## Prompt
Each line should be copied exactly.

▬▬▬▬▬▬▬▬▬▬

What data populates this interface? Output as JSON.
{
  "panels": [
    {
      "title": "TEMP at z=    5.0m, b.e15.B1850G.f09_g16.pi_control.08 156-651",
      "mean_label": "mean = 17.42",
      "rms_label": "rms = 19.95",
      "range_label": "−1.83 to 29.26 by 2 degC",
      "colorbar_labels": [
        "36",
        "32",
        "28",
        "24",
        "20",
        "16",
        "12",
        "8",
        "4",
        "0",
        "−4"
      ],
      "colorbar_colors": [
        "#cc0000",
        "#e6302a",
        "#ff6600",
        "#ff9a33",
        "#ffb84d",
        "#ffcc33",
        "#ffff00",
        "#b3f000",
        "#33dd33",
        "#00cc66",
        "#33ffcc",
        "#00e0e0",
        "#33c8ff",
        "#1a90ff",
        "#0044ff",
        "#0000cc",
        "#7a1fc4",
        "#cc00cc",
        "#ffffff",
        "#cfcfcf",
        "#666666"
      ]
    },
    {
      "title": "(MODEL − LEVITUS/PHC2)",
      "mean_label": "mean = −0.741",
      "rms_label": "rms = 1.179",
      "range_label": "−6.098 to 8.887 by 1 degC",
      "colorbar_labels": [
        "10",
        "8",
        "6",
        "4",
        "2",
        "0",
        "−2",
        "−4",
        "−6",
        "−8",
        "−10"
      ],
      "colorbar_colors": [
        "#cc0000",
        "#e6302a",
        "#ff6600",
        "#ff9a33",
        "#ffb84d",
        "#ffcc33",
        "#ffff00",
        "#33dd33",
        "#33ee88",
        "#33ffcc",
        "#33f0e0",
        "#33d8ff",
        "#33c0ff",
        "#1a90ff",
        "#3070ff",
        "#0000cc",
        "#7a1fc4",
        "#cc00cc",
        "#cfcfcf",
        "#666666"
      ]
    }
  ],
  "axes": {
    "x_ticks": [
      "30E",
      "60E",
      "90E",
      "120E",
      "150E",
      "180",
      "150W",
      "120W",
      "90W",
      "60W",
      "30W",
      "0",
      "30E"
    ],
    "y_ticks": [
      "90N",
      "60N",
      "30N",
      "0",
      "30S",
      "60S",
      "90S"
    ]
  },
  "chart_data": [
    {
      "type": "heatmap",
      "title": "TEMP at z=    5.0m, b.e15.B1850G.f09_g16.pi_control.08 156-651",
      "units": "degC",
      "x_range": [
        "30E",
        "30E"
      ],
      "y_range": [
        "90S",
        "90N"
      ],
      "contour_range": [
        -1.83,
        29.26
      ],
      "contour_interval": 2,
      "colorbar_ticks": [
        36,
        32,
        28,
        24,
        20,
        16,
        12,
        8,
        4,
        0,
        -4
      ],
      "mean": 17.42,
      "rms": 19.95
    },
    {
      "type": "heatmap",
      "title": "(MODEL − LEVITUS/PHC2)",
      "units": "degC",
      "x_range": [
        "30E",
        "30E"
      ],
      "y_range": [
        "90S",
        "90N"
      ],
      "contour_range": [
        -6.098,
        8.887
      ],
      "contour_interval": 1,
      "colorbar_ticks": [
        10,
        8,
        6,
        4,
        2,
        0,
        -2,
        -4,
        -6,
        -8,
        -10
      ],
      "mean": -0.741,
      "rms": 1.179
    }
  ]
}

▬▬▬▬▬▬▬▬▬▬

## Result of the task
What data populates this interface? Output as JSON.
{
  "panels": [
    {
      "title": "TEMP at z=    5.0m, b.e15.B1850G.f09_g16.pi_control.08 156-651",
      "mean_label": "mean = 17.42",
      "rms_label": "rms = 19.95",
      "range_label": "−1.83 to 29.26 by 2 degC",
      "colorbar_labels": [
        "36",
        "32",
        "28",
        "24",
        "20",
        "16",
        "12",
        "8",
        "4",
        "0",
        "−4"
      ],
      "colorbar_colors": [
        "#cc0000",
        "#e6302a",
        "#ff6600",
        "#ff9a33",
        "#ffb84d",
        "#ffcc33",
        "#ffff00",
        "#b3f000",
        "#33dd33",
        "#00cc66",
        "#33ffcc",
        "#00e0e0",
        "#33c8ff",
        "#1a90ff",
        "#0044ff",
        "#0000cc",
        "#7a1fc4",
        "#cc00cc",
        "#ffffff",
        "#cfcfcf",
        "#666666"
      ]
    },
    {
      "title": "(MODEL − LEVITUS/PHC2)",
      "mean_label": "mean = −0.741",
      "rms_label": "rms = 1.179",
      "range_label": "−6.098 to 8.887 by 1 degC",
      "colorbar_labels": [
        "10",
        "8",
        "6",
        "4",
        "2",
        "0",
        "−2",
        "−4",
        "−6",
        "−8",
        "−10"
      ],
      "colorbar_colors": [
        "#cc0000",
        "#e6302a",
        "#ff6600",
        "#ff9a33",
        "#ffb84d",
        "#ffcc33",
        "#ffff00",
        "#33dd33",
        "#33ee88",
        "#33ffcc",
        "#33f0e0",
        "#33d8ff",
        "#33c0ff",
        "#1a90ff",
        "#3070ff",
        "#0000cc",
        "#7a1fc4",
        "#cc00cc",
        "#cfcfcf",
        "#666666"
      ]
    }
  ],
  "axes": {
    "x_ticks": [
      "30E",
      "60E",
      "90E",
      "120E",
      "150E",
      "180",
      "150W",
      "120W",
      "90W",
      "60W",
      "30W",
      "0",
      "30E"
    ],
    "y_ticks": [
      "90N",
      "60N",
      "30N",
      "0",
      "30S",
      "60S",
      "90S"
    ]
  },
  "chart_data": [
    {
      "type": "heatmap",
      "title": "TEMP at z=    5.0m, b.e15.B1850G.f09_g16.pi_control.08 156-651",
      "units": "degC",
      "x_range": [
        "30E",
        "30E"
      ],
      "y_range": [
        "90S",
        "90N"
      ],
      "contour_range": [
        -1.83,
        29.26
      ],
      "contour_interval": 2,
      "colorbar_ticks": [
        36,
        32,
        28,
        24,
        20,
        16,
        12,
        8,
        4,
        0,
        -4
      ],
      "mean": 17.42,
      "rms": 19.95
    },
    {
      "type": "heatmap",
      "title": "(MODEL − LEVITUS/PHC2)",
      "units": "degC",
      "x_range": [
        "30E",
        "30E"
      ],
      "y_range": [
        "90S",
        "90N"
      ],
      "contour_range": [
        -6.098,
        8.887
      ],
      "contour_interval": 1,
      "colorbar_ticks": [
        10,
        8,
        6,
        4,
        2,
        0,
        -2,
        -4,
        -6,
        -8,
        -10
      ],
      "mean": -0.741,
      "rms": 1.179
    }
  ]
}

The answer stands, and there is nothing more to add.